Aim: Out of all the lines below, count those with the word "label". Give the number only.

* START *

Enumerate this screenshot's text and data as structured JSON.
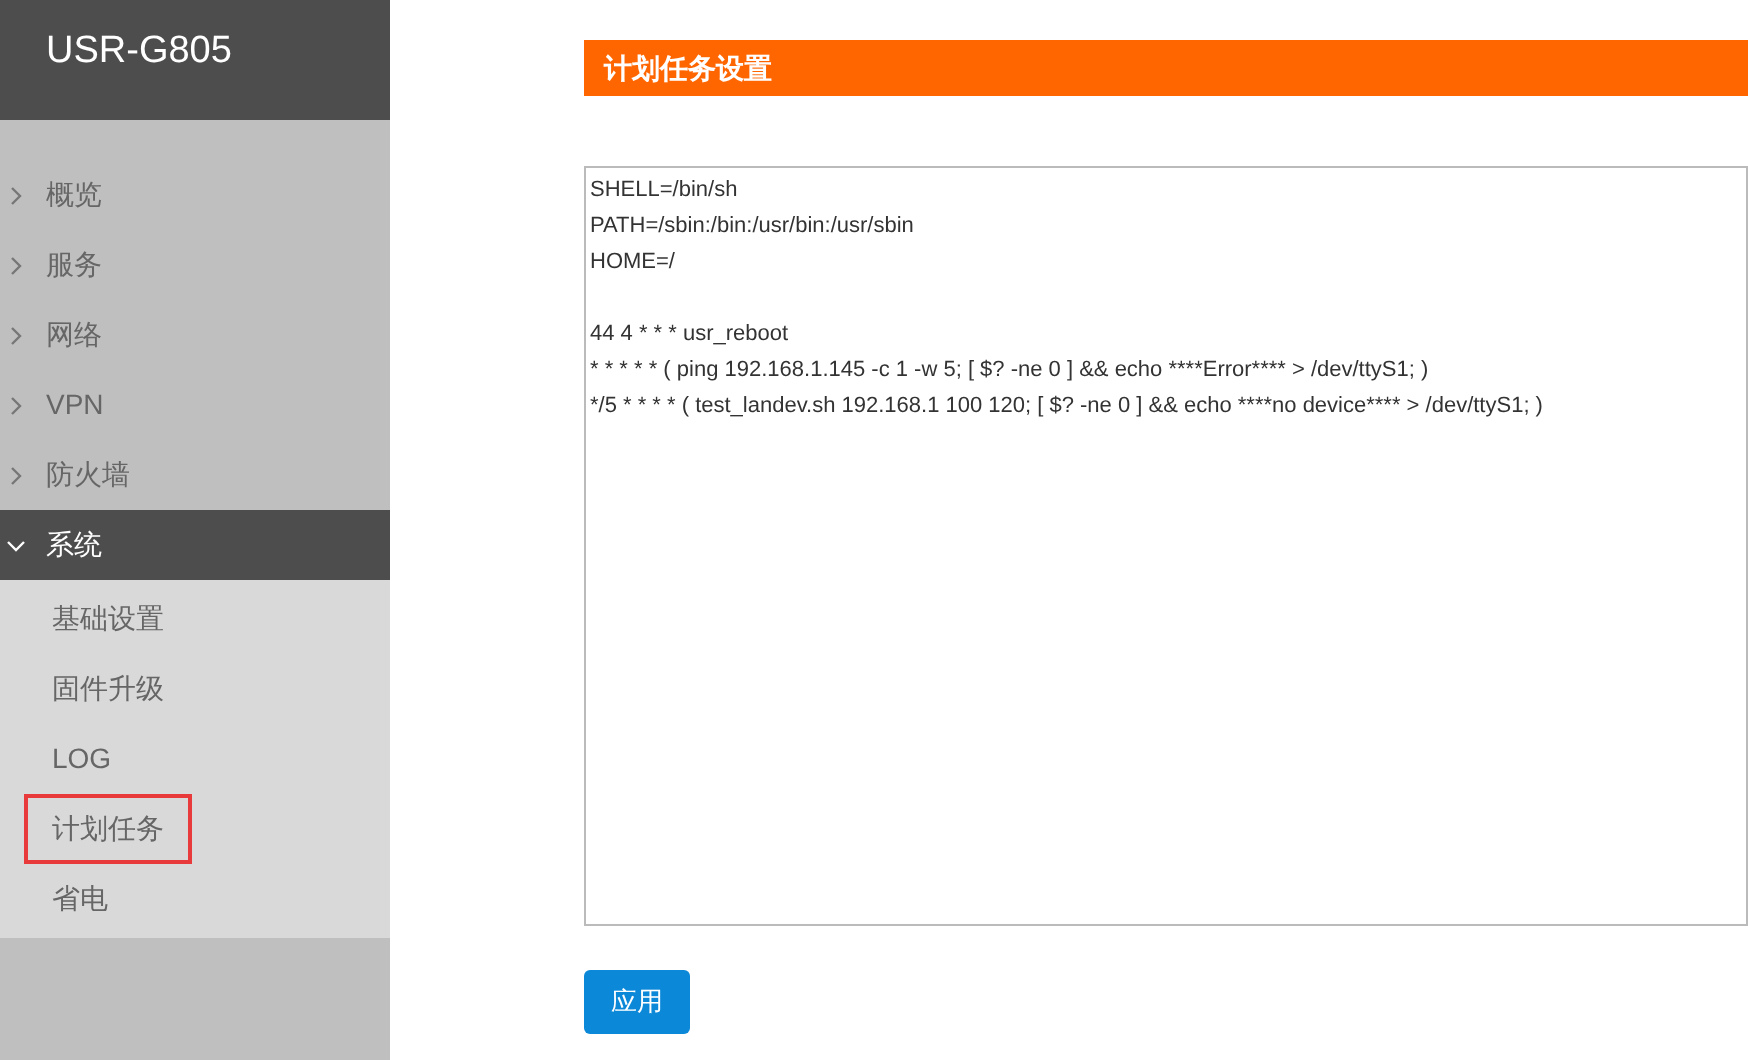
{
  "sidebar": {
    "title": "USR-G805",
    "items": [
      {
        "label": "概览",
        "expanded": false
      },
      {
        "label": "服务",
        "expanded": false
      },
      {
        "label": "网络",
        "expanded": false
      },
      {
        "label": "VPN",
        "expanded": false
      },
      {
        "label": "防火墙",
        "expanded": false
      },
      {
        "label": "系统",
        "expanded": true,
        "children": [
          {
            "label": "基础设置",
            "highlighted": false
          },
          {
            "label": "固件升级",
            "highlighted": false
          },
          {
            "label": "LOG",
            "highlighted": false
          },
          {
            "label": "计划任务",
            "highlighted": true
          },
          {
            "label": "省电",
            "highlighted": false
          }
        ]
      }
    ]
  },
  "section": {
    "title": "计划任务设置",
    "editor_paragraphs": [
      [
        "SHELL=/bin/sh",
        "PATH=/sbin:/bin:/usr/bin:/usr/sbin",
        "HOME=/"
      ],
      [
        "44 4 * * * usr_reboot",
        "* * * * * ( ping 192.168.1.145 -c 1 -w 5; [ $? -ne 0 ] && echo ****Error**** > /dev/ttyS1; )",
        "*/5 * * * * ( test_landev.sh 192.168.1 100 120; [ $? -ne 0 ] && echo ****no device**** > /dev/ttyS1; )"
      ]
    ],
    "apply_button": "应用"
  }
}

* END *

Solution to the problem: 11